### Prompt
Provide a single number: the count of lines containing the string "aanbod".

____________________

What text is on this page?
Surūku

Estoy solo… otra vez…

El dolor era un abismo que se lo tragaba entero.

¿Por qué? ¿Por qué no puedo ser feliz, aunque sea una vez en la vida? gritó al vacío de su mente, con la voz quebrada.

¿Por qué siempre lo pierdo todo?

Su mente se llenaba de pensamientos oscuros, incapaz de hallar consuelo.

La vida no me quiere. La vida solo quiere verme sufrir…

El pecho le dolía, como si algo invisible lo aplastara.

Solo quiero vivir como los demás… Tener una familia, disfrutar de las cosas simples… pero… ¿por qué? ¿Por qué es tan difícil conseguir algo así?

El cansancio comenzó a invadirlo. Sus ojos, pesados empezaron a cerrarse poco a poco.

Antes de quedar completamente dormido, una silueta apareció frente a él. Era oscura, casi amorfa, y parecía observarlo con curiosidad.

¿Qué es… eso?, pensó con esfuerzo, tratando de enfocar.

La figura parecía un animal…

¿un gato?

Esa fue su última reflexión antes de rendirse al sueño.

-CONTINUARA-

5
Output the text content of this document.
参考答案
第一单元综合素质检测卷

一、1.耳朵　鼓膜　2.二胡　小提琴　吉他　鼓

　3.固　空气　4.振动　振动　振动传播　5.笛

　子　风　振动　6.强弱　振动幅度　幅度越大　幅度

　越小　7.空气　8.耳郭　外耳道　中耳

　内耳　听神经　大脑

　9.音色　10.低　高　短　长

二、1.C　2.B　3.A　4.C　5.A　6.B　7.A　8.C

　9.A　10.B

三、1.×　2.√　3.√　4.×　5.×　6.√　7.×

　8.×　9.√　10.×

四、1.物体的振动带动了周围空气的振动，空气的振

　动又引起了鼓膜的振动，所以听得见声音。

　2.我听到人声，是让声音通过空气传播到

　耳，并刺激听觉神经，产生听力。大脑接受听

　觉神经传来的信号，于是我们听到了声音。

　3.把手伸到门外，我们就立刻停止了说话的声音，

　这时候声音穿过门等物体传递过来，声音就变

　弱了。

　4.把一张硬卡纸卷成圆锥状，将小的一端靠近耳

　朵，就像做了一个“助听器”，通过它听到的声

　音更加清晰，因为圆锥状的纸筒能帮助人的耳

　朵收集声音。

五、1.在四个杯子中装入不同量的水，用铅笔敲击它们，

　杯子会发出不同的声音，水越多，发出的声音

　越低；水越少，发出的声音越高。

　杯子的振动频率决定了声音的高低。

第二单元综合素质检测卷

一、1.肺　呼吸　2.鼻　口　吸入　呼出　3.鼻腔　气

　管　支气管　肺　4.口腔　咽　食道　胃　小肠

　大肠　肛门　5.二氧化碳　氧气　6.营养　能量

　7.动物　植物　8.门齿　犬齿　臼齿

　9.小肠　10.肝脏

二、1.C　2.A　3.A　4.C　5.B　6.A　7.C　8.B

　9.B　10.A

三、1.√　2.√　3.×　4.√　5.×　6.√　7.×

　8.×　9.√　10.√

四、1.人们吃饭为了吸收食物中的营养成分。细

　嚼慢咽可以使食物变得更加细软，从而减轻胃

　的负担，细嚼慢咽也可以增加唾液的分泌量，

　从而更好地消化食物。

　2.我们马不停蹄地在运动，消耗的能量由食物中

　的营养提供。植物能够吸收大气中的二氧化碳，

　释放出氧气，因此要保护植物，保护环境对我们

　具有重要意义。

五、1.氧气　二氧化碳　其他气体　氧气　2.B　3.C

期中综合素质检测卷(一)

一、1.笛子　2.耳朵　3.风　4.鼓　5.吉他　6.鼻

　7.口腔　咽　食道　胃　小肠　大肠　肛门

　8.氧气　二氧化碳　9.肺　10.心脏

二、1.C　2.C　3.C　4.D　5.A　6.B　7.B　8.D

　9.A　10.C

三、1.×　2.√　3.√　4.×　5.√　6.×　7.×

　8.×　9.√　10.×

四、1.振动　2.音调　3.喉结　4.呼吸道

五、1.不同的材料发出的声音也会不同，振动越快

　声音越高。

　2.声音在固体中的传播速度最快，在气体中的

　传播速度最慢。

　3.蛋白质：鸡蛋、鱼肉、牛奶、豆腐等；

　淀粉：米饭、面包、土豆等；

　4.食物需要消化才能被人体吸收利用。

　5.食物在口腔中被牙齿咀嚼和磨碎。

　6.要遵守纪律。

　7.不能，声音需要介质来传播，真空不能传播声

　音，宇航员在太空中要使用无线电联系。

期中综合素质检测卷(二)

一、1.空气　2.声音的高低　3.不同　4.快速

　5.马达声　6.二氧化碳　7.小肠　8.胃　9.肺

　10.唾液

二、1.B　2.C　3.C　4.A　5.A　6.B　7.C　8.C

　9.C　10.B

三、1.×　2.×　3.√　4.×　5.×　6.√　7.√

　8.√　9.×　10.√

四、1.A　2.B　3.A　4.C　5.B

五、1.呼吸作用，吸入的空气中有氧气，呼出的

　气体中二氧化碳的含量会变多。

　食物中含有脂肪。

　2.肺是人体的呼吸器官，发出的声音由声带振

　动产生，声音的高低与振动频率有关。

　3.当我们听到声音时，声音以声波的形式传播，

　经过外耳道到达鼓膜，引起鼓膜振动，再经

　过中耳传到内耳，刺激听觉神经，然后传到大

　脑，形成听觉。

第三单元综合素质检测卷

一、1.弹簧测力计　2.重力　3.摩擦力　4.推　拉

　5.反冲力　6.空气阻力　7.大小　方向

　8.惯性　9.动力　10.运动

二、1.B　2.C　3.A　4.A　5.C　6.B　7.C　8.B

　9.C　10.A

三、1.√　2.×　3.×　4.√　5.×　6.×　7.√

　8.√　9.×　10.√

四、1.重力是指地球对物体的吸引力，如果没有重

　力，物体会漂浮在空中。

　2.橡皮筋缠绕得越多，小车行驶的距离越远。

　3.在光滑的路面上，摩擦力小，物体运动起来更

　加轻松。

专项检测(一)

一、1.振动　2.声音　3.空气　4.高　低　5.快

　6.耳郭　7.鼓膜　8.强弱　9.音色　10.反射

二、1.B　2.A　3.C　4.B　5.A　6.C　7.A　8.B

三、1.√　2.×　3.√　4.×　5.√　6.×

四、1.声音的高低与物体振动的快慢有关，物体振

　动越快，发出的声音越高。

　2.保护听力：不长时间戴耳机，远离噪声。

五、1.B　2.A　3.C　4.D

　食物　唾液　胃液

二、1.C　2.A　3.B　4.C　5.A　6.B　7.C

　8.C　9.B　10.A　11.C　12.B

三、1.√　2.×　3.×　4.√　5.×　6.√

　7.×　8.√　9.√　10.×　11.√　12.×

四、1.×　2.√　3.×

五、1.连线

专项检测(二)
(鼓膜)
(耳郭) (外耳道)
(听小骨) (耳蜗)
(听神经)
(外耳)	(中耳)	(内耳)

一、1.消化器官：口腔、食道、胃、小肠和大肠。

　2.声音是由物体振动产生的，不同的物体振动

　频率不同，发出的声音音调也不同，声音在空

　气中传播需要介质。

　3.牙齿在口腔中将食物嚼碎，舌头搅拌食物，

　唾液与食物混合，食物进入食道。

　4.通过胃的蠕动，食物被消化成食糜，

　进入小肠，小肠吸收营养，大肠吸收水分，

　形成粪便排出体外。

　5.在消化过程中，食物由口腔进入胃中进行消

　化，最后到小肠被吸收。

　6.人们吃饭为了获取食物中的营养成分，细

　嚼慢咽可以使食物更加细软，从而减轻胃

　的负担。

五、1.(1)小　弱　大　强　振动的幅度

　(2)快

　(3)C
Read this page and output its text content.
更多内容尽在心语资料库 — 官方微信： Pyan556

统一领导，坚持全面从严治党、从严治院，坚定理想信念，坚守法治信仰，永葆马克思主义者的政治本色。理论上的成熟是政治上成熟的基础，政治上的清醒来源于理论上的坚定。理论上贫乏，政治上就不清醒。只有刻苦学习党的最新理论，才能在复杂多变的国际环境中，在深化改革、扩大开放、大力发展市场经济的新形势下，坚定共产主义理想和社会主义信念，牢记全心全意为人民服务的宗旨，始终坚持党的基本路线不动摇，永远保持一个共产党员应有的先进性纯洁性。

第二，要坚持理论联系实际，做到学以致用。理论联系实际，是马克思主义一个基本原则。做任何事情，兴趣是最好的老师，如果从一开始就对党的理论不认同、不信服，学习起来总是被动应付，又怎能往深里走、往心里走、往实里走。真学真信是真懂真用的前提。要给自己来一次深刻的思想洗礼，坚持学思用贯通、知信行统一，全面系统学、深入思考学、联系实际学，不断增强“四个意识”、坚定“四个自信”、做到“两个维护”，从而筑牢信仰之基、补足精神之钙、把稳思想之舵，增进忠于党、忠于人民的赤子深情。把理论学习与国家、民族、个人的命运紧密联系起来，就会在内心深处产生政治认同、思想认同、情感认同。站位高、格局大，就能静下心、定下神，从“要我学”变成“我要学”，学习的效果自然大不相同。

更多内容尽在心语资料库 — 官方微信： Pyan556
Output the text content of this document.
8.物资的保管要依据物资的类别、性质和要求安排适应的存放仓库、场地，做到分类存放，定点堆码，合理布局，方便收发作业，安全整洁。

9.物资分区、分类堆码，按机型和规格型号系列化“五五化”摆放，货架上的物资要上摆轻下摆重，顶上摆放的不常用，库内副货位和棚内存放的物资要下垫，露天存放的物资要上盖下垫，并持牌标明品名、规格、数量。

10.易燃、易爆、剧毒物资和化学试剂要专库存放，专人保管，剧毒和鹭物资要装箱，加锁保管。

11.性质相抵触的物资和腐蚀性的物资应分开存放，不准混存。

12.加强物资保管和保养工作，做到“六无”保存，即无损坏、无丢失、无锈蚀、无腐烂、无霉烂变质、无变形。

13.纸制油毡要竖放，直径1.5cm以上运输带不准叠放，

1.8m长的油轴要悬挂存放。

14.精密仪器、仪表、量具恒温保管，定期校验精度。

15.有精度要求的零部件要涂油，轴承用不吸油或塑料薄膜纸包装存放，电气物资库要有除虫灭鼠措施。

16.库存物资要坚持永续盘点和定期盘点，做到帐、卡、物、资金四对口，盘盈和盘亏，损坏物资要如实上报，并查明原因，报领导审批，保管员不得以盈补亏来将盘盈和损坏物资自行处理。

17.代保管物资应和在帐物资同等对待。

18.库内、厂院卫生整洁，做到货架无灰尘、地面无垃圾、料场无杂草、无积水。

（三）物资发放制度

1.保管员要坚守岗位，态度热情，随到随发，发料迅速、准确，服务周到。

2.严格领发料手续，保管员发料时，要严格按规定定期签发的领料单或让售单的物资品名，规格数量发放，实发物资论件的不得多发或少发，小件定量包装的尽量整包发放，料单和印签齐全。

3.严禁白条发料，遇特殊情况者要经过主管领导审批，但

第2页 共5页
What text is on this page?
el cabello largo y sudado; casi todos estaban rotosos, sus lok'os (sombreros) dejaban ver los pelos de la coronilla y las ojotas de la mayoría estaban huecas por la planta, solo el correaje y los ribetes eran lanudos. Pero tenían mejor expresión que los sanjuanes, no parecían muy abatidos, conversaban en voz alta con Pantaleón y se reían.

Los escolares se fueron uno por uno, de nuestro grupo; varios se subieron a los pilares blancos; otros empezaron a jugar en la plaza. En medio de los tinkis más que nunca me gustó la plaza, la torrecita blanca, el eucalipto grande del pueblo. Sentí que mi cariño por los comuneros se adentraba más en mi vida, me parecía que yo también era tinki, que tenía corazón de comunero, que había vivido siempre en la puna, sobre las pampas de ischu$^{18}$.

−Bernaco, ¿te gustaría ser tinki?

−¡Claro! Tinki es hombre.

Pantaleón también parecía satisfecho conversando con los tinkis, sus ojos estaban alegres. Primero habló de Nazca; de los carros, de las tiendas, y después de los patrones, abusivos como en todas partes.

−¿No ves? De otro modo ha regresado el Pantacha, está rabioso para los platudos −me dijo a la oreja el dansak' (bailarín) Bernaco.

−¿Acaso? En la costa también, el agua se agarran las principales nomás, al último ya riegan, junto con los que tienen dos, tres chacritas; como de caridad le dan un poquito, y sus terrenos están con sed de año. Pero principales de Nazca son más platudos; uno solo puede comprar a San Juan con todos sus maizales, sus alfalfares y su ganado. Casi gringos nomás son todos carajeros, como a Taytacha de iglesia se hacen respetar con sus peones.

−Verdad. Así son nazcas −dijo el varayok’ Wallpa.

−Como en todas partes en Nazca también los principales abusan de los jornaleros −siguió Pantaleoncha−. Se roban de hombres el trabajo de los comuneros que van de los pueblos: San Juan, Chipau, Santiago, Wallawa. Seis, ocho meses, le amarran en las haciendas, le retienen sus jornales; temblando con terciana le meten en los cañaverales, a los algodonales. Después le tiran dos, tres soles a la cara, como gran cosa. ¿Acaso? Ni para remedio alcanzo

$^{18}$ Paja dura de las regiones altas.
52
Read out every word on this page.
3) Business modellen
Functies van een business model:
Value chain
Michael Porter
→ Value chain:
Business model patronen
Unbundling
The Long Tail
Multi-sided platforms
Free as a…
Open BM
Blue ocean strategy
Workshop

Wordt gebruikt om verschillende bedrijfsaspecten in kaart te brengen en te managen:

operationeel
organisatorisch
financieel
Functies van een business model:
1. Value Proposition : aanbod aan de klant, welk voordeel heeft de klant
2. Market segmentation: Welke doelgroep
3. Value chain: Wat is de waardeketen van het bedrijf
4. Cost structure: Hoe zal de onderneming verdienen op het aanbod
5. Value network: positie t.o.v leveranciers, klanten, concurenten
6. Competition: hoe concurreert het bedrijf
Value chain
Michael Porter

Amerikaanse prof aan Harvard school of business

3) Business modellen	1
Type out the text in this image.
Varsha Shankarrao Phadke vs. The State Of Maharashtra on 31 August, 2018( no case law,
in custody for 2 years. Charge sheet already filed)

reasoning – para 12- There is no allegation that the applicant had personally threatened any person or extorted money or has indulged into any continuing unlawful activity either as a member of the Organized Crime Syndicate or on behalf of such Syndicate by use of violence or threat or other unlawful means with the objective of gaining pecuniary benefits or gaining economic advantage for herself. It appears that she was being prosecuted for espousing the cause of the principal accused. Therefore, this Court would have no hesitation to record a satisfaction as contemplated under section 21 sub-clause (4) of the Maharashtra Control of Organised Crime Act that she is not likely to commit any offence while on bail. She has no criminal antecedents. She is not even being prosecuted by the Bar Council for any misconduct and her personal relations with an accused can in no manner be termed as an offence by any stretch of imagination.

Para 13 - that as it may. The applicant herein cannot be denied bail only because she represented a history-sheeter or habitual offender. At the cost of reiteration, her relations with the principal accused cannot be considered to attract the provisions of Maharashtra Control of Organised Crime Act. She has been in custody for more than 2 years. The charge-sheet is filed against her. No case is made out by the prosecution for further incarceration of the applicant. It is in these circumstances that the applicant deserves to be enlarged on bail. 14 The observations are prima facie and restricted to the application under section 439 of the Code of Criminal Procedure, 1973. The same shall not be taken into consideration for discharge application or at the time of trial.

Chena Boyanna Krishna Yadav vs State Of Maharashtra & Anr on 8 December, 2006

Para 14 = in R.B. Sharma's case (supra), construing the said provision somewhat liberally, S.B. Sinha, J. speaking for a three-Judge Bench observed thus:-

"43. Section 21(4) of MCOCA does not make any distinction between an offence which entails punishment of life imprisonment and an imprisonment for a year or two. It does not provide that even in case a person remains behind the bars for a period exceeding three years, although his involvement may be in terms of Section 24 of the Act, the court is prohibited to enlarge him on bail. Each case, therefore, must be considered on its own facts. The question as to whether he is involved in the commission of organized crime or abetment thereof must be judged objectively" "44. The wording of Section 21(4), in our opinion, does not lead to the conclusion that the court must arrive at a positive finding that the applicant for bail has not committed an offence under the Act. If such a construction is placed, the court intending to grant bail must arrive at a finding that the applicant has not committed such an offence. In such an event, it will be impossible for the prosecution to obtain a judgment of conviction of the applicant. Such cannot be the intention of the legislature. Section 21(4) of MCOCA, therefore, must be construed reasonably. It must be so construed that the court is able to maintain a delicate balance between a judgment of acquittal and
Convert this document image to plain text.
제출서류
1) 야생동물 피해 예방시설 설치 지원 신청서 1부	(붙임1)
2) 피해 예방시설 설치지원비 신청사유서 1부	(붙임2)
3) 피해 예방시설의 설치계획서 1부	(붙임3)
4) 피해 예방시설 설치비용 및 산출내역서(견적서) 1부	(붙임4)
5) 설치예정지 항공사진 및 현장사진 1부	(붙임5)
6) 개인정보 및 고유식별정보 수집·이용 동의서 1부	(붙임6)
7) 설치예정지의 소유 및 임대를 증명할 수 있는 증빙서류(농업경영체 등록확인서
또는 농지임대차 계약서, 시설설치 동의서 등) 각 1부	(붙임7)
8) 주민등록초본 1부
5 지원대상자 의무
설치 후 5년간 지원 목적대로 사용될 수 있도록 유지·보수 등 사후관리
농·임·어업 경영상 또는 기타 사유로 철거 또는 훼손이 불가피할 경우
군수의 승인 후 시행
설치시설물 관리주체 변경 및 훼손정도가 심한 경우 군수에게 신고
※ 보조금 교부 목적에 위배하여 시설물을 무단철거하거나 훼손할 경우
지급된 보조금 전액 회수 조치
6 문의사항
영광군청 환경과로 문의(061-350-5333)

____________________

### Solution to this problem
2